Dopo 7 anni si torna a scuola…ma dall’altra parte della cattedra-di Marta Chionchio

In questi mesi di servizio civile ho conosciuto ragazzi di tutti i cicli scolastici e devo ammettere che, nonostante avessi avuto più di un’esperienza nell’ambito dell’educazione, ho sempre un pizzico di paura dentro di me quando affronto una nuova classe.
Una sana ansia per la quale mi chiedo se riuscirò a trasmettere ai ragazzi che mi stanno davanti quei valori che per me sono fondamentali e che ci dovrebbero rendere tutti dei cittadini attivi e consapevoli.

Rimango sempre felicemente spiazzata dalla semplicità e dalla naturalezza con cui i bambini delle elementari affrontano i temi dell’inclusione e della diversità, è bello vedere come per loro queste siano occasioni per esplorare qualcosa di nuovo e scoprire quelle cose che ci rendono uguali al resto del mondo e quelle diversità che, invece di dividere, ci arricchiscono.



Le medie sono già un’altra storia, non so cosa succeda nell’estate tra la 5° elementare e la 1° media ma deve essere qualcosa programmata per essere dimenticata perché provando a ricordare quel passaggio della mia vita per empatizzare di più con i ragazzi , non sono riuscita a ricordare assolutamente nulla, tranne il disagio.

**Dati forniti**

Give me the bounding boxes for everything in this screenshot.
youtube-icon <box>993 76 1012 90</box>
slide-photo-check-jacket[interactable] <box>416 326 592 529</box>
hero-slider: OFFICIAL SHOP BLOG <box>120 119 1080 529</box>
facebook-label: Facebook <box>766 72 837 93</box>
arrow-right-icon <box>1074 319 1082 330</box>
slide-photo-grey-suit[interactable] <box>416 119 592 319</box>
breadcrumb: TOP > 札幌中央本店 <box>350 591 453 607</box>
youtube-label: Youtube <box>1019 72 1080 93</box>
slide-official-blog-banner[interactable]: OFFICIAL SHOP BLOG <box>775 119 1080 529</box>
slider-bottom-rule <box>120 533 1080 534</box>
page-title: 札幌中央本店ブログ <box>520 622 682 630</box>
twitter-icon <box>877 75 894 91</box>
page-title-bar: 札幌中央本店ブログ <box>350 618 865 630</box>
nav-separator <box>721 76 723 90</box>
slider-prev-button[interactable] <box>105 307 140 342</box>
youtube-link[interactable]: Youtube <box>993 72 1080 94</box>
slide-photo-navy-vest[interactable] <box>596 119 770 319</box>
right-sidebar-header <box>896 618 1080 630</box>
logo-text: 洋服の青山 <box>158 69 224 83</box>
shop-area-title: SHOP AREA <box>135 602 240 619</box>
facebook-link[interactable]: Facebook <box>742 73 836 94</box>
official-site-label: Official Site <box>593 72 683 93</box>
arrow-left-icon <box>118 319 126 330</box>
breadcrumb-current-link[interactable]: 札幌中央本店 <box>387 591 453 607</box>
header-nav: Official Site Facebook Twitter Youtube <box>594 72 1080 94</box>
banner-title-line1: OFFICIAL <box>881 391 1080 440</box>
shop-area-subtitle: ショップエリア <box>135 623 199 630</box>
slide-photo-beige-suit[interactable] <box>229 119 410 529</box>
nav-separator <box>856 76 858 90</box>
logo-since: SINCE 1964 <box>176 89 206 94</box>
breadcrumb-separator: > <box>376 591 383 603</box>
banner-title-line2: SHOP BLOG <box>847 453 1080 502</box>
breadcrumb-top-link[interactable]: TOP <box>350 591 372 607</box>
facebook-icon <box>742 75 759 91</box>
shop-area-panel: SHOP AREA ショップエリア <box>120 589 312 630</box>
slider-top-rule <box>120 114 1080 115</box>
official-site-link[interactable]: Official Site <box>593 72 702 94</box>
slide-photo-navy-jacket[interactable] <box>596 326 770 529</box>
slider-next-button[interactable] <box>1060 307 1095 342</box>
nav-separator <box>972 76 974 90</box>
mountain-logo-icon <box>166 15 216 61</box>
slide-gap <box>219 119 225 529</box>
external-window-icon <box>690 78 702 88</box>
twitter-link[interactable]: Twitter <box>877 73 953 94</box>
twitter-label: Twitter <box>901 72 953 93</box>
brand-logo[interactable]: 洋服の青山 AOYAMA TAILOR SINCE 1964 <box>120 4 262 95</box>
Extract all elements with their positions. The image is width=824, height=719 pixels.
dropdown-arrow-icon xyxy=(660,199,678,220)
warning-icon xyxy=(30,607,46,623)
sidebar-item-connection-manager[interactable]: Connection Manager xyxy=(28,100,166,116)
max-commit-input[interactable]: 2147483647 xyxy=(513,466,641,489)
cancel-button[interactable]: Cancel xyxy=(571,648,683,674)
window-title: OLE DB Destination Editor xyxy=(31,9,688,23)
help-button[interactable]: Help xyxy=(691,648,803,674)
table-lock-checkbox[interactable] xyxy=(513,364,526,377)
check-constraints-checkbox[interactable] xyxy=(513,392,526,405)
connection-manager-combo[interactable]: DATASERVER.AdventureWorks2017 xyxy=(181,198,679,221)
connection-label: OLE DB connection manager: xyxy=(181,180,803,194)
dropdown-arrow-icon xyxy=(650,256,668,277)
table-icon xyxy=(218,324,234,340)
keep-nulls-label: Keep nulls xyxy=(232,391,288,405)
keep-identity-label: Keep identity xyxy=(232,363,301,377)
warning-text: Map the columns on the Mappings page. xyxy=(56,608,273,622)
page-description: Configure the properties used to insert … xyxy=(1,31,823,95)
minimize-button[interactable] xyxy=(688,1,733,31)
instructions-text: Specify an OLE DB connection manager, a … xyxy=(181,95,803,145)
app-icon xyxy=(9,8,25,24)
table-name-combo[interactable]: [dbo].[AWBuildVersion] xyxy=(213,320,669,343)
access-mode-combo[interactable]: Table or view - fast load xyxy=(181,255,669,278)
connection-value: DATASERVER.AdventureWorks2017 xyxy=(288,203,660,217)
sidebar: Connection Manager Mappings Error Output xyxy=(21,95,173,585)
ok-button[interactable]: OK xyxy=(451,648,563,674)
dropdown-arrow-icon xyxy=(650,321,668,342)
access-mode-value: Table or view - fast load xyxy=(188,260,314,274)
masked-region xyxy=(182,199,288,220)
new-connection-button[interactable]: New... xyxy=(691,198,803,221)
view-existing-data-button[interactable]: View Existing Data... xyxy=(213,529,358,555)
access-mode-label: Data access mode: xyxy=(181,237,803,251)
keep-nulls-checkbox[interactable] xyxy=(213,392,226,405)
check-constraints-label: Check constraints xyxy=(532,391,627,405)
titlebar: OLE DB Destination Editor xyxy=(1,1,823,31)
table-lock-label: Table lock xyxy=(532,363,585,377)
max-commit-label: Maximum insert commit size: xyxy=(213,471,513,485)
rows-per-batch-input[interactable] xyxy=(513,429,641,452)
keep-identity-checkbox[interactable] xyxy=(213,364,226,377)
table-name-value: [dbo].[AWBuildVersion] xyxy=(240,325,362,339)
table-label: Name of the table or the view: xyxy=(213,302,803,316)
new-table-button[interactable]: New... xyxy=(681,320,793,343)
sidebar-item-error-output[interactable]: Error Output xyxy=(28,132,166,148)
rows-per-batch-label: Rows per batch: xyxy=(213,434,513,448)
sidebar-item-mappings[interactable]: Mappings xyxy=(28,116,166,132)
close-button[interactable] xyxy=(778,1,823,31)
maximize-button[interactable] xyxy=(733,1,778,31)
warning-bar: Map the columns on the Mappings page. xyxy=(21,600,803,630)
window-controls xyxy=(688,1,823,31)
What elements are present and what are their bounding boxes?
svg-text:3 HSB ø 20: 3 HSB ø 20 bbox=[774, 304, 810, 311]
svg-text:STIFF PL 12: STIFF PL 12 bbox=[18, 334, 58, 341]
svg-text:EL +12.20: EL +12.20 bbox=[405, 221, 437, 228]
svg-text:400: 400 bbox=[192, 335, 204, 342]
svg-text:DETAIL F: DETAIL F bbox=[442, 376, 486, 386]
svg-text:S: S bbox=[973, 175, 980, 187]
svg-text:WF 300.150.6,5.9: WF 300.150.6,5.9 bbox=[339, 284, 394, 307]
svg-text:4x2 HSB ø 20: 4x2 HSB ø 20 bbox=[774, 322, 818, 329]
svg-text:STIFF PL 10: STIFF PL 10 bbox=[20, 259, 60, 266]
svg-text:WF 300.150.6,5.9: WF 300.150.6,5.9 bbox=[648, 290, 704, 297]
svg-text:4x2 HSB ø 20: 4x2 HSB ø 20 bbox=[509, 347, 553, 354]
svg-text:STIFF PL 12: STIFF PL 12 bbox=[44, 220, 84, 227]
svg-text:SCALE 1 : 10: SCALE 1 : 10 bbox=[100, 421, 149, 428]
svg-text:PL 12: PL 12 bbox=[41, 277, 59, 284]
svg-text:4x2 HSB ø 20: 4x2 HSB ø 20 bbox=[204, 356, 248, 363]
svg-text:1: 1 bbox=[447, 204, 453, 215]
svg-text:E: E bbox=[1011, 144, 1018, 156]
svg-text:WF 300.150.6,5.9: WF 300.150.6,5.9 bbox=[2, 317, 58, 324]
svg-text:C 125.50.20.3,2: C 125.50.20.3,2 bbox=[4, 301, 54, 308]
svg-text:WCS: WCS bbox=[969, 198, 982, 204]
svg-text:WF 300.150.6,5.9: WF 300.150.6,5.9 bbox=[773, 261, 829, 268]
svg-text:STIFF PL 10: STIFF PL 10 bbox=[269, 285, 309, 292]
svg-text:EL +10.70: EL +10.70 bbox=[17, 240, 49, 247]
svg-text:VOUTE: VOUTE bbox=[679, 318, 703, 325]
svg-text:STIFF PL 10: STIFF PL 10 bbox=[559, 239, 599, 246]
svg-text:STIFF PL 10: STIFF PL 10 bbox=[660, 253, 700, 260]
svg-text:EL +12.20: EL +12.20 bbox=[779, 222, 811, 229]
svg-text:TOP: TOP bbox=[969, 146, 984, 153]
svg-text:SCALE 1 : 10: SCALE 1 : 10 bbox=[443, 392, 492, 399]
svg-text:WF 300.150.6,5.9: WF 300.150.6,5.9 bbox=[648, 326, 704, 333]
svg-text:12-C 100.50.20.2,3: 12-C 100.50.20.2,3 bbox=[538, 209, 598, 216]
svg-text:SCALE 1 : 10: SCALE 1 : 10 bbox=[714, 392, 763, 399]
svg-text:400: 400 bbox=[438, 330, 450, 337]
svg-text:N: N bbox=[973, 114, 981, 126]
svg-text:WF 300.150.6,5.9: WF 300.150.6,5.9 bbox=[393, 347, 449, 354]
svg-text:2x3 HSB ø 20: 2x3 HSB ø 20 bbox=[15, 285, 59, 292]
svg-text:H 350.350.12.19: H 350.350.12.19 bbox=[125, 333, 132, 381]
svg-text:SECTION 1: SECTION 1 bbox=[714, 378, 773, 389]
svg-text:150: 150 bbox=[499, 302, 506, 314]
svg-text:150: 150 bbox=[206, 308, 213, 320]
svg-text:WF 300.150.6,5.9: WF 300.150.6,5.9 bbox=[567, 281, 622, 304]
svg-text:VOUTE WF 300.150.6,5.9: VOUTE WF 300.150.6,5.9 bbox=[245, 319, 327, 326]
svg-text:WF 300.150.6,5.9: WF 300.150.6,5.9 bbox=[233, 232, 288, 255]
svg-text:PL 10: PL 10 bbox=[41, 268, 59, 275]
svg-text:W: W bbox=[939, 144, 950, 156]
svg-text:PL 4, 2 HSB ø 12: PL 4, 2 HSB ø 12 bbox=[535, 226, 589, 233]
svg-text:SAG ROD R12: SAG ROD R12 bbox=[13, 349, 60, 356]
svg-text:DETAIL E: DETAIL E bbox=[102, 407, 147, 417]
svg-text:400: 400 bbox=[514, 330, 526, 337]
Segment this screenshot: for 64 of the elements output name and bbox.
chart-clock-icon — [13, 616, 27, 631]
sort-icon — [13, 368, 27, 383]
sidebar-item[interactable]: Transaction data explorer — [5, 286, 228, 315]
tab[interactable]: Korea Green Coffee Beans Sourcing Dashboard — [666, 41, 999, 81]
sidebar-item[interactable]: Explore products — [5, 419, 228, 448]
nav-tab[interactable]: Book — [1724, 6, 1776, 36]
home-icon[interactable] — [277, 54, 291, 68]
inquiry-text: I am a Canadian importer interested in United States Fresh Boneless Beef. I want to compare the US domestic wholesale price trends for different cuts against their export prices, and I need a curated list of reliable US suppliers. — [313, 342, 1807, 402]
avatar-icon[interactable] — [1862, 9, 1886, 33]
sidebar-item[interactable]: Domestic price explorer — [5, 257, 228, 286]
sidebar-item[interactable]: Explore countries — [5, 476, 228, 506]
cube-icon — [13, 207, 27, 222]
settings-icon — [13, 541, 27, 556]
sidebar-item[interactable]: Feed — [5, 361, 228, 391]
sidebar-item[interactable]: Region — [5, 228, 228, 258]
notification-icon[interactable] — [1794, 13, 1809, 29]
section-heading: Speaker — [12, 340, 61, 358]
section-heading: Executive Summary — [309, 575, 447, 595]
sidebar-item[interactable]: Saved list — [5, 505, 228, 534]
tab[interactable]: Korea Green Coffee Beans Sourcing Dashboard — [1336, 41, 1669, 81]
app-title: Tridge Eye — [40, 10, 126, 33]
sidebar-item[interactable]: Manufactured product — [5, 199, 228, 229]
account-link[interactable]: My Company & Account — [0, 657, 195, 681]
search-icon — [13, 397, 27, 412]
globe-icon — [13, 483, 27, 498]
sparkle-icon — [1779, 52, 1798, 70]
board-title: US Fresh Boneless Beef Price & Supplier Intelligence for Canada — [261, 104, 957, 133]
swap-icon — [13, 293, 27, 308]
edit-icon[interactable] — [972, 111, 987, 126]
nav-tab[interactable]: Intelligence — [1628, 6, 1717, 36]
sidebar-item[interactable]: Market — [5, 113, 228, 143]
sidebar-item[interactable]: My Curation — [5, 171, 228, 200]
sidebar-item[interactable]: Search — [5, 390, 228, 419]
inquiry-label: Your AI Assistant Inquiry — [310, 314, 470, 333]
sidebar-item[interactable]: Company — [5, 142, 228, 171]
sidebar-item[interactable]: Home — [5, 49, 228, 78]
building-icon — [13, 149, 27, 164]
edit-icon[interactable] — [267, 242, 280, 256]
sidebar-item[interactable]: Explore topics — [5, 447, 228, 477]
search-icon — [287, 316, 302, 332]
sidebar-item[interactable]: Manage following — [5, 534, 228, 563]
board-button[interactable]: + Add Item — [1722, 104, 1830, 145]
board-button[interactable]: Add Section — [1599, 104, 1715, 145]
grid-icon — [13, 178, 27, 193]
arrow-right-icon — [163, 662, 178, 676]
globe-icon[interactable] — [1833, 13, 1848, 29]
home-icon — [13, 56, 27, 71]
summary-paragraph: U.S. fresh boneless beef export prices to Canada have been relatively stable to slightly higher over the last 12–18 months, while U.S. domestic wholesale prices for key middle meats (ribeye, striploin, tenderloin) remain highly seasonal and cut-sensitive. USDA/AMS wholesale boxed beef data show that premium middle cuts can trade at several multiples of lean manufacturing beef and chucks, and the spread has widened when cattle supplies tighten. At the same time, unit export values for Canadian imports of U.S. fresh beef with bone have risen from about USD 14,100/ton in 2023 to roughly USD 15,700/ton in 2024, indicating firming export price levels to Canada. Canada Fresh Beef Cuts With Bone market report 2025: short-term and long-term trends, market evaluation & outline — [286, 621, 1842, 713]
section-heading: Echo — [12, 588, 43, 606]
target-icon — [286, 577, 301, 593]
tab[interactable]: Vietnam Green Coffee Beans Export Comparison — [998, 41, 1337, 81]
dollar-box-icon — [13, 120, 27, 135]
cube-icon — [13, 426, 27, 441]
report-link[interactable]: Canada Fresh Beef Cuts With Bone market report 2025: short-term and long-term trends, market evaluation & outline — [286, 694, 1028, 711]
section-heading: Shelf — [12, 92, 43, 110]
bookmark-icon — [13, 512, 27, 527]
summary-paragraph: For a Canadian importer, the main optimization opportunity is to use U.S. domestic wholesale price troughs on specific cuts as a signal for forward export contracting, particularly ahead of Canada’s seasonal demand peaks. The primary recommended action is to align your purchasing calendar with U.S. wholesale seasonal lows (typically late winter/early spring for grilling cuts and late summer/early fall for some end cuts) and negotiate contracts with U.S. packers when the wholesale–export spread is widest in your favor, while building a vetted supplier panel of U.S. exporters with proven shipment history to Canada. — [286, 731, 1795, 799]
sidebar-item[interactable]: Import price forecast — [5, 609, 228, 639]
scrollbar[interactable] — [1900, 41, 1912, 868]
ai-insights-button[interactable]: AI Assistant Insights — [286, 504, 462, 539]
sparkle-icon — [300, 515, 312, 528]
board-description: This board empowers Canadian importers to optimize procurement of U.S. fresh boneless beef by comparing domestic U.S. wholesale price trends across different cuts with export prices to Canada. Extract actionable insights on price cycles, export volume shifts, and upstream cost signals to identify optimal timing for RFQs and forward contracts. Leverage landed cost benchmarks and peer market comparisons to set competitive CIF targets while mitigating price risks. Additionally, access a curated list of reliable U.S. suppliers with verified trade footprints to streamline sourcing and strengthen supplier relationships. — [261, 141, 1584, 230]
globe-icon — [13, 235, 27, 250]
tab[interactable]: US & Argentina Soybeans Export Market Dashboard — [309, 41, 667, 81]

**Consegna 1**
Nel testo sul servizio civile, che cosa prova chi scrive ogni volta che affronta una nuova classe?
**Consegna 2**
Estrai dal testo sul servizio civile il passo che va da "In questi mesi" fino a "una nuova classe." compreso.
**Consegna 3**
Scrivi il seguito del testo sul servizio civile, ripartendo dopo la sua ultima frase.

**Risposta scritta 1**
Un pizzico di paura, una sana ansia.

**Risposta scritta 2**
In questi mesi di servizio civile ho conosciuto ragazzi di tutti i cicli scolastici e devo ammettere che, nonostante avessi avuto più di un’esperienza nell’ambito dell’educazione, ho sempre un pizzico di paura dentro di me quando affronto una nuova classe.

**Risposta scritta 3**
Con questa allegra e positiva premessa sono entrata nella prima classe delle medie poi nelle restanti 4, un mese di incontri intenso, faticoso, ma ricco di scambio.
Tantissime domande, tantissimi dubbi a cui rispondere, coscienze che si stanno formando, ragazzi più o meno sensibilizzati all’argomento della diversità.
A quest’età si vede quanto i discorsi che si fanno in famiglia siano importanti per la formazione di un ragazzo.
Spero e prego che anche al ragazzo più polemico e scettico che abbiamo incontrato sia rimasto un seme dentro che, a tempo debito e con i giusti stimoli, porterà frutto.

Infine il meraviglioso Liceo, ecco, se i ragazzi delle medie erano pieni di domande i ragazzi del liceo l’esatto contrario.
Il nostro era un progetto di alternanza scuola lavoro in un periodo di polemiche non molto felice per questo tipo di iniziativa.
Questo è stato il primo progetto di Educazione allo sviluppo a cui ho partecipato come volontaria del servizio civile ed è stato probabilmente per questo il più impegnativo per me, dovevo ancora capire bene come muovermi e cosa fare, ma nonostante questi inconvenienti è sicuramente quello che mi ha lasciato di più.
L’età dei ragazzi non era molto lontana dalla mia, quindi, entrare nei loro panni e nelle loro difficoltà è stato sicuramente più semplice ma frustrante, perché ricordo bene che spesso c’è ben poco da fare se non si è interessati agli argomenti proposti.
Ma di sicuro in più di qualcuno, azzarderei anche a dire in tutti, nonostante le diverse motivazioni e la diversa partecipazione, ho visto un potenziale che se ben coltivato potrebbe tirare fuori delle grandi menti.
Posso dire che nel complesso quest’esperienza mi sta dando tanto, sia umanamente che professionalmente, sto scoprendo lati del mio carattere che non credevo di avere e sto riscoprendo una passione per il terzo settore che in questi ultimi anni avevo messo da parte.